Records from a collection:
# # #
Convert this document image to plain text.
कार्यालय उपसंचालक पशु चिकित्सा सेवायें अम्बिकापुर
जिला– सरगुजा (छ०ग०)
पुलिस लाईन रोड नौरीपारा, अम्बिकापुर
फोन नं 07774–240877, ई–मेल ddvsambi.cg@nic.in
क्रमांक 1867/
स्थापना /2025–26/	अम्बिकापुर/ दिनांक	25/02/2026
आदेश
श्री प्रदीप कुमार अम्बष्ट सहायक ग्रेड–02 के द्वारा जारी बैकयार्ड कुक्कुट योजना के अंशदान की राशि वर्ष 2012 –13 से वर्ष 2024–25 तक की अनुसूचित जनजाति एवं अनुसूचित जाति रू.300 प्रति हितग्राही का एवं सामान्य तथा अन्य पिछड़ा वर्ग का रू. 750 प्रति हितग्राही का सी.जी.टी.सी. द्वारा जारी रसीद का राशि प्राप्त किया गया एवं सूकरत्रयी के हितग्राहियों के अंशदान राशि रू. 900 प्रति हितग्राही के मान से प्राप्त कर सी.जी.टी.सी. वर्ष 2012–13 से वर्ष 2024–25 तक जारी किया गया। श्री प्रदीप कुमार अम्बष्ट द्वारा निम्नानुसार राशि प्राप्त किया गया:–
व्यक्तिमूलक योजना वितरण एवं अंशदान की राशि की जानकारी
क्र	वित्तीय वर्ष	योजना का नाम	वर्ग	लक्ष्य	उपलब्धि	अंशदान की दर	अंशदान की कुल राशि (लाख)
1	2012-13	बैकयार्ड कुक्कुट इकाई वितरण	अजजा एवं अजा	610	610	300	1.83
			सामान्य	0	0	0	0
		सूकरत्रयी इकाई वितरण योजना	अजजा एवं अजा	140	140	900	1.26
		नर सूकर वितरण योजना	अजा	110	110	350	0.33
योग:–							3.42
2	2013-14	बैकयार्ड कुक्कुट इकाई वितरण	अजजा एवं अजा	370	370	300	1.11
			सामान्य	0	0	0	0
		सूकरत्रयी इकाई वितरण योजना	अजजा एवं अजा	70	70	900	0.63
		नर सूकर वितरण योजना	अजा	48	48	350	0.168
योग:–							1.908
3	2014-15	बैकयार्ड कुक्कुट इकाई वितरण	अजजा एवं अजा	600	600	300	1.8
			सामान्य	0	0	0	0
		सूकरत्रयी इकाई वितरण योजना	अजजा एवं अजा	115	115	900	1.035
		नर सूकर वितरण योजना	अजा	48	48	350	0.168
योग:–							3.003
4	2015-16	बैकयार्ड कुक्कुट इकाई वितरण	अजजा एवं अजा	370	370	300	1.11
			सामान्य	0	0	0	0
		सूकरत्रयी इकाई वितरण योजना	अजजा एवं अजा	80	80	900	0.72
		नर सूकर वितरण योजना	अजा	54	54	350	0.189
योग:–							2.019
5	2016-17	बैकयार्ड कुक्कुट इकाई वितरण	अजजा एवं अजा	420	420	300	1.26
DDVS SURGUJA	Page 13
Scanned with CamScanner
# # #
GIVEN PROBLEM:
Restate the whole listing exactly, leaving out nothing.

OUTPUT OF THE TASK:
Convert this document image to plain text.
कार्यालय उपसंचालक पशु चिकित्सा सेवायें अम्बिकापुर
जिला– सरगुजा (छ०ग०)
पुलिस लाईन रोड नौरीपारा, अम्बिकापुर
फोन नं 07774–240877, ई–मेल ddvsambi.cg@nic.in
क्रमांक 1867/
स्थापना /2025–26/	अम्बिकापुर/ दिनांक	25/02/2026
आदेश
श्री प्रदीप कुमार अम्बष्ट सहायक ग्रेड–02 के द्वारा जारी बैकयार्ड कुक्कुट योजना के अंशदान की राशि वर्ष 2012 –13 से वर्ष 2024–25 तक की अनुसूचित जनजाति एवं अनुसूचित जाति रू.300 प्रति हितग्राही का एवं सामान्य तथा अन्य पिछड़ा वर्ग का रू. 750 प्रति हितग्राही का सी.जी.टी.सी. द्वारा जारी रसीद का राशि प्राप्त किया गया एवं सूकरत्रयी के हितग्राहियों के अंशदान राशि रू. 900 प्रति हितग्राही के मान से प्राप्त कर सी.जी.टी.सी. वर्ष 2012–13 से वर्ष 2024–25 तक जारी किया गया। श्री प्रदीप कुमार अम्बष्ट द्वारा निम्नानुसार राशि प्राप्त किया गया:–
व्यक्तिमूलक योजना वितरण एवं अंशदान की राशि की जानकारी
क्र	वित्तीय वर्ष	योजना का नाम	वर्ग	लक्ष्य	उपलब्धि	अंशदान की दर	अंशदान की कुल राशि (लाख)
1	2012-13	बैकयार्ड कुक्कुट इकाई वितरण	अजजा एवं अजा	610	610	300	1.83
			सामान्य	0	0	0	0
		सूकरत्रयी इकाई वितरण योजना	अजजा एवं अजा	140	140	900	1.26
		नर सूकर वितरण योजना	अजा	110	110	350	0.33
योग:–							3.42
2	2013-14	बैकयार्ड कुक्कुट इकाई वितरण	अजजा एवं अजा	370	370	300	1.11
			सामान्य	0	0	0	0
		सूकरत्रयी इकाई वितरण योजना	अजजा एवं अजा	70	70	900	0.63
		नर सूकर वितरण योजना	अजा	48	48	350	0.168
योग:–							1.908
3	2014-15	बैकयार्ड कुक्कुट इकाई वितरण	अजजा एवं अजा	600	600	300	1.8
			सामान्य	0	0	0	0
		सूकरत्रयी इकाई वितरण योजना	अजजा एवं अजा	115	115	900	1.035
		नर सूकर वितरण योजना	अजा	48	48	350	0.168
योग:–							3.003
4	2015-16	बैकयार्ड कुक्कुट इकाई वितरण	अजजा एवं अजा	370	370	300	1.11
			सामान्य	0	0	0	0
		सूकरत्रयी इकाई वितरण योजना	अजजा एवं अजा	80	80	900	0.72
		नर सूकर वितरण योजना	अजा	54	54	350	0.189
योग:–							2.019
5	2016-17	बैकयार्ड कुक्कुट इकाई वितरण	अजजा एवं अजा	420	420	300	1.26
DDVS SURGUJA	Page 13
Scanned with CamScanner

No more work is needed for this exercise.